Aim of the exercise: The data below should be printed in full, exactly, and without any of its images.

** START Supplied records **

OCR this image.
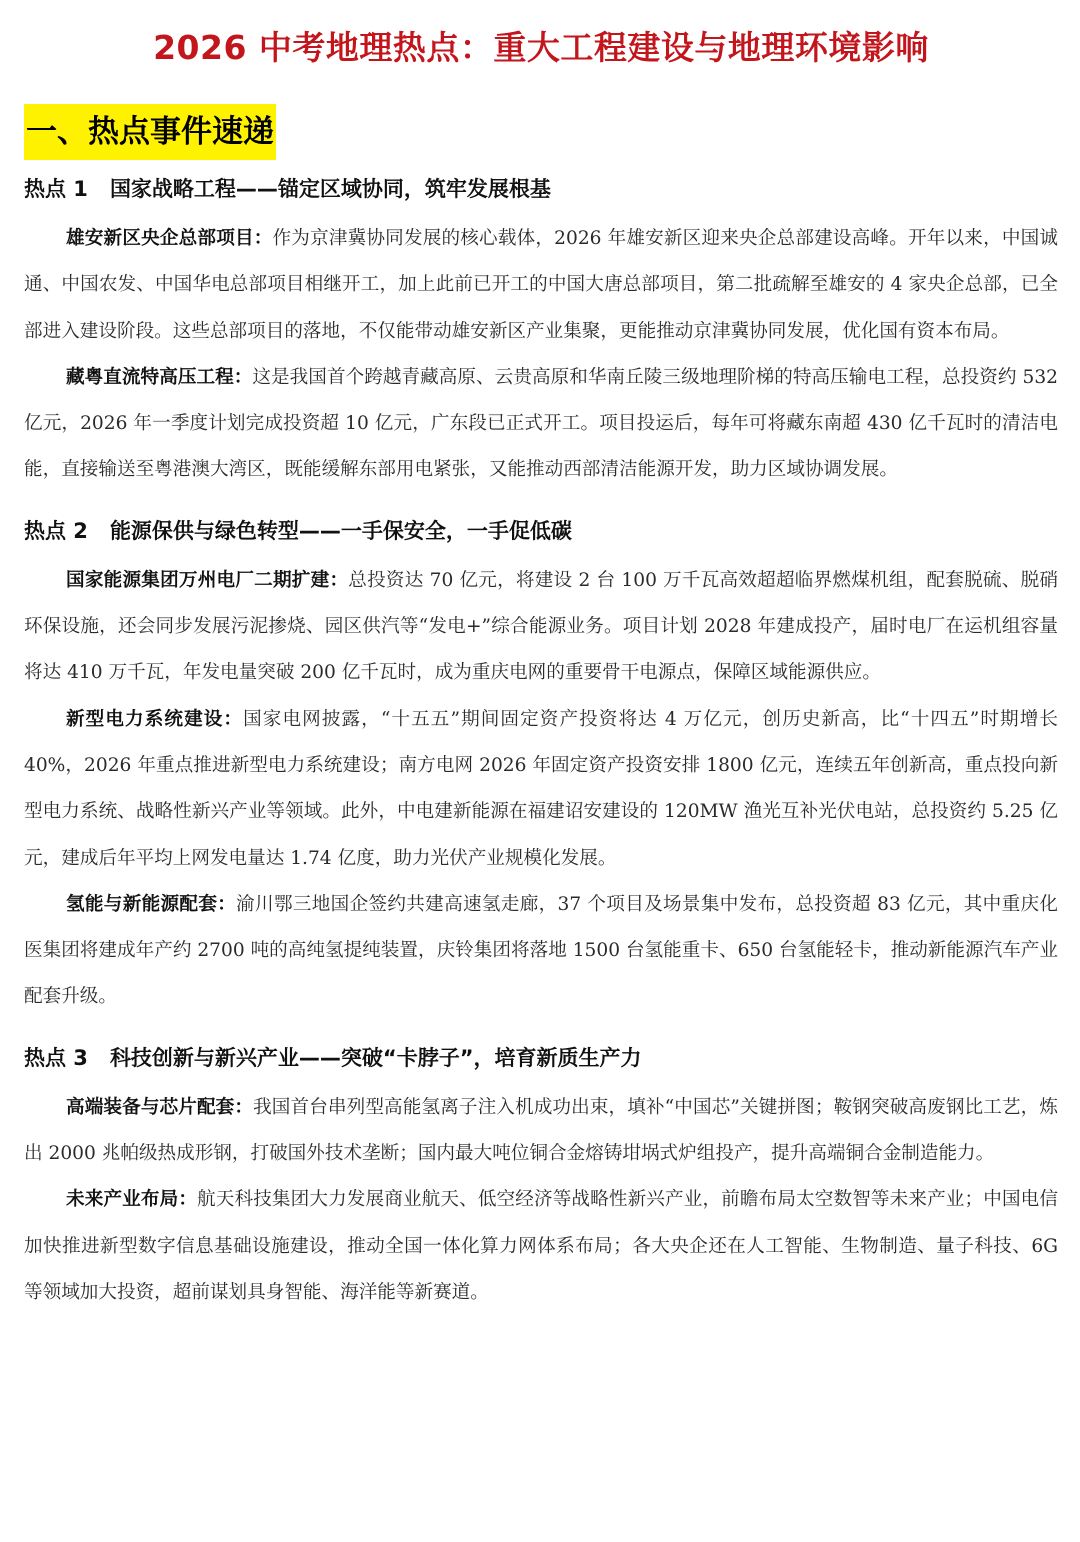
2026 中考地理热点：重大工程建设与地理环境影响
一、热点事件速递
热点 1 国家战略工程——锚定区域协同，筑牢发展根基

雄安新区央企总部项目：作为京津冀协同发展的核心载体，2026 年雄安新区迎来央企总部建设高峰。开年以来，中国诚通、中国农发、中国华电总部项目相继开工，加上此前已开工的中国大唐总部项目，第二批疏解至雄安的 4 家央企总部，已全部进入建设阶段。这些总部项目的落地，不仅能带动雄安新区产业集聚，更能推动京津冀协同发展，优化国有资本布局。

藏粤直流特高压工程：这是我国首个跨越青藏高原、云贵高原和华南丘陵三级地理阶梯的特高压输电工程，总投资约 532 亿元，2026 年一季度计划完成投资超 10 亿元，广东段已正式开工。项目投运后，每年可将藏东南超 430 亿千瓦时的清洁电能，直接输送至粤港澳大湾区，既能缓解东部用电紧张，又能推动西部清洁能源开发，助力区域协调发展。

热点 2 能源保供与绿色转型——一手保安全，一手促低碳

国家能源集团万州电厂二期扩建：总投资达 70 亿元，将建设 2 台 100 万千瓦高效超超临界燃煤机组，配套脱硫、脱硝环保设施，还会同步发展污泥掺烧、园区供汽等“发电+”综合能源业务。项目计划 2028 年建成投产，届时电厂在运机组容量将达 410 万千瓦，年发电量突破 200 亿千瓦时，成为重庆电网的重要骨干电源点，保障区域能源供应。

新型电力系统建设：国家电网披露，“十五五”期间固定资产投资将达 4 万亿元，创历史新高，比“十四五”时期增长 40%，2026 年重点推进新型电力系统建设；南方电网 2026 年固定资产投资安排 1800 亿元，连续五年创新高，重点投向新型电力系统、战略性新兴产业等领域。此外，中电建新能源在福建诏安建设的 120MW 渔光互补光伏电站，总投资约 5.25 亿元，建成后年平均上网发电量达 1.74 亿度，助力光伏产业规模化发展。

氢能与新能源配套：渝川鄂三地国企签约共建高速氢走廊，37 个项目及场景集中发布，总投资超 83 亿元，其中重庆化医集团将建成年产约 2700 吨的高纯氢提纯装置，庆铃集团将落地 1500 台氢能重卡、650 台氢能轻卡，推动新能源汽车产业配套升级。

热点 3 科技创新与新兴产业——突破“卡脖子”，培育新质生产力

高端装备与芯片配套：我国首台串列型高能氢离子注入机成功出束，填补“中国芯”关键拼图；鞍钢突破高废钢比工艺，炼出 2000 兆帕级热成形钢，打破国外技术垄断；国内最大吨位铜合金熔铸坩埚式炉组投产，提升高端铜合金制造能力。

未来产业布局：航天科技集团大力发展商业航天、低空经济等战略性新兴产业，前瞻布局太空数智等未来产业；中国电信加快推进新型数字信息基础设施建设，推动全国一体化算力网体系布局；各大央企还在人工智能、生物制造、量子科技、6G 等领域加大投资，超前谋划具身智能、海洋能等新赛道。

** END Supplied records **

Solution to this problem:
OCR this image.
2026 中考地理热点：重大工程建设与地理环境影响
一、热点事件速递
热点 1 国家战略工程——锚定区域协同，筑牢发展根基

雄安新区央企总部项目：作为京津冀协同发展的核心载体，2026 年雄安新区迎来央企总部建设高峰。开年以来，中国诚通、中国农发、中国华电总部项目相继开工，加上此前已开工的中国大唐总部项目，第二批疏解至雄安的 4 家央企总部，已全部进入建设阶段。这些总部项目的落地，不仅能带动雄安新区产业集聚，更能推动京津冀协同发展，优化国有资本布局。

藏粤直流特高压工程：这是我国首个跨越青藏高原、云贵高原和华南丘陵三级地理阶梯的特高压输电工程，总投资约 532 亿元，2026 年一季度计划完成投资超 10 亿元，广东段已正式开工。项目投运后，每年可将藏东南超 430 亿千瓦时的清洁电能，直接输送至粤港澳大湾区，既能缓解东部用电紧张，又能推动西部清洁能源开发，助力区域协调发展。

热点 2 能源保供与绿色转型——一手保安全，一手促低碳

国家能源集团万州电厂二期扩建：总投资达 70 亿元，将建设 2 台 100 万千瓦高效超超临界燃煤机组，配套脱硫、脱硝环保设施，还会同步发展污泥掺烧、园区供汽等“发电+”综合能源业务。项目计划 2028 年建成投产，届时电厂在运机组容量将达 410 万千瓦，年发电量突破 200 亿千瓦时，成为重庆电网的重要骨干电源点，保障区域能源供应。

新型电力系统建设：国家电网披露，“十五五”期间固定资产投资将达 4 万亿元，创历史新高，比“十四五”时期增长 40%，2026 年重点推进新型电力系统建设；南方电网 2026 年固定资产投资安排 1800 亿元，连续五年创新高，重点投向新型电力系统、战略性新兴产业等领域。此外，中电建新能源在福建诏安建设的 120MW 渔光互补光伏电站，总投资约 5.25 亿元，建成后年平均上网发电量达 1.74 亿度，助力光伏产业规模化发展。

氢能与新能源配套：渝川鄂三地国企签约共建高速氢走廊，37 个项目及场景集中发布，总投资超 83 亿元，其中重庆化医集团将建成年产约 2700 吨的高纯氢提纯装置，庆铃集团将落地 1500 台氢能重卡、650 台氢能轻卡，推动新能源汽车产业配套升级。

热点 3 科技创新与新兴产业——突破“卡脖子”，培育新质生产力

高端装备与芯片配套：我国首台串列型高能氢离子注入机成功出束，填补“中国芯”关键拼图；鞍钢突破高废钢比工艺，炼出 2000 兆帕级热成形钢，打破国外技术垄断；国内最大吨位铜合金熔铸坩埚式炉组投产，提升高端铜合金制造能力。

未来产业布局：航天科技集团大力发展商业航天、低空经济等战略性新兴产业，前瞻布局太空数智等未来产业；中国电信加快推进新型数字信息基础设施建设，推动全国一体化算力网体系布局；各大央企还在人工智能、生物制造、量子科技、6G 等领域加大投资，超前谋划具身智能、海洋能等新赛道。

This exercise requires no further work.